• Problem to solve
Write out every record in full, exactly as written, please.

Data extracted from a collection
________________________

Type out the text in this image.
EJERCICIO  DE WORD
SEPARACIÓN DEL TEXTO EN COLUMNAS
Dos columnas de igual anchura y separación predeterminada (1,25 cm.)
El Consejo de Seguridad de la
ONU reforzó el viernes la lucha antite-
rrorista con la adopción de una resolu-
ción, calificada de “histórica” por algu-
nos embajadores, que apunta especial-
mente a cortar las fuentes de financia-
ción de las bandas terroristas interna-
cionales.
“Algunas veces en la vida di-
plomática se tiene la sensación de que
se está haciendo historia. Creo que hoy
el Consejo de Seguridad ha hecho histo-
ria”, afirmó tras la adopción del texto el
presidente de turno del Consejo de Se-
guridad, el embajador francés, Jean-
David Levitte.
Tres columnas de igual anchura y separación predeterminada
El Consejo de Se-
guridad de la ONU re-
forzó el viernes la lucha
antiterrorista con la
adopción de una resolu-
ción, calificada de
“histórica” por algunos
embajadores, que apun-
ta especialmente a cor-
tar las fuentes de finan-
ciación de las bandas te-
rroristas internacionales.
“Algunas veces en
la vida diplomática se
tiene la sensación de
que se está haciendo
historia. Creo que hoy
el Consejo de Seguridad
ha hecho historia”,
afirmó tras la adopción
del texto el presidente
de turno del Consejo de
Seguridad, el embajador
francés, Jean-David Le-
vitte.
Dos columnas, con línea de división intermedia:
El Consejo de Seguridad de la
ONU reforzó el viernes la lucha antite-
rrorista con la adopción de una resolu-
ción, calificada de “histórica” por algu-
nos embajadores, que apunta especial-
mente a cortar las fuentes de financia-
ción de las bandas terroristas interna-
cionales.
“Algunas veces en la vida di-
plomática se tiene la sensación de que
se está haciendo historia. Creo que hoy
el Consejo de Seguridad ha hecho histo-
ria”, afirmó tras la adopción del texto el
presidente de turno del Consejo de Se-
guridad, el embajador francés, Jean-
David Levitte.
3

________________________

• Finished answer
Type out the text in this image.
EJERCICIO  DE WORD
SEPARACIÓN DEL TEXTO EN COLUMNAS
Dos columnas de igual anchura y separación predeterminada (1,25 cm.)
El Consejo de Seguridad de la
ONU reforzó el viernes la lucha antite-
rrorista con la adopción de una resolu-
ción, calificada de “histórica” por algu-
nos embajadores, que apunta especial-
mente a cortar las fuentes de financia-
ción de las bandas terroristas interna-
cionales.
“Algunas veces en la vida di-
plomática se tiene la sensación de que
se está haciendo historia. Creo que hoy
el Consejo de Seguridad ha hecho histo-
ria”, afirmó tras la adopción del texto el
presidente de turno del Consejo de Se-
guridad, el embajador francés, Jean-
David Levitte.
Tres columnas de igual anchura y separación predeterminada
El Consejo de Se-
guridad de la ONU re-
forzó el viernes la lucha
antiterrorista con la
adopción de una resolu-
ción, calificada de
“histórica” por algunos
embajadores, que apun-
ta especialmente a cor-
tar las fuentes de finan-
ciación de las bandas te-
rroristas internacionales.
“Algunas veces en
la vida diplomática se
tiene la sensación de
que se está haciendo
historia. Creo que hoy
el Consejo de Seguridad
ha hecho historia”,
afirmó tras la adopción
del texto el presidente
de turno del Consejo de
Seguridad, el embajador
francés, Jean-David Le-
vitte.
Dos columnas, con línea de división intermedia:
El Consejo de Seguridad de la
ONU reforzó el viernes la lucha antite-
rrorista con la adopción de una resolu-
ción, calificada de “histórica” por algu-
nos embajadores, que apunta especial-
mente a cortar las fuentes de financia-
ción de las bandas terroristas interna-
cionales.
“Algunas veces en la vida di-
plomática se tiene la sensación de que
se está haciendo historia. Creo que hoy
el Consejo de Seguridad ha hecho histo-
ria”, afirmó tras la adopción del texto el
presidente de turno del Consejo de Se-
guridad, el embajador francés, Jean-
David Levitte.
3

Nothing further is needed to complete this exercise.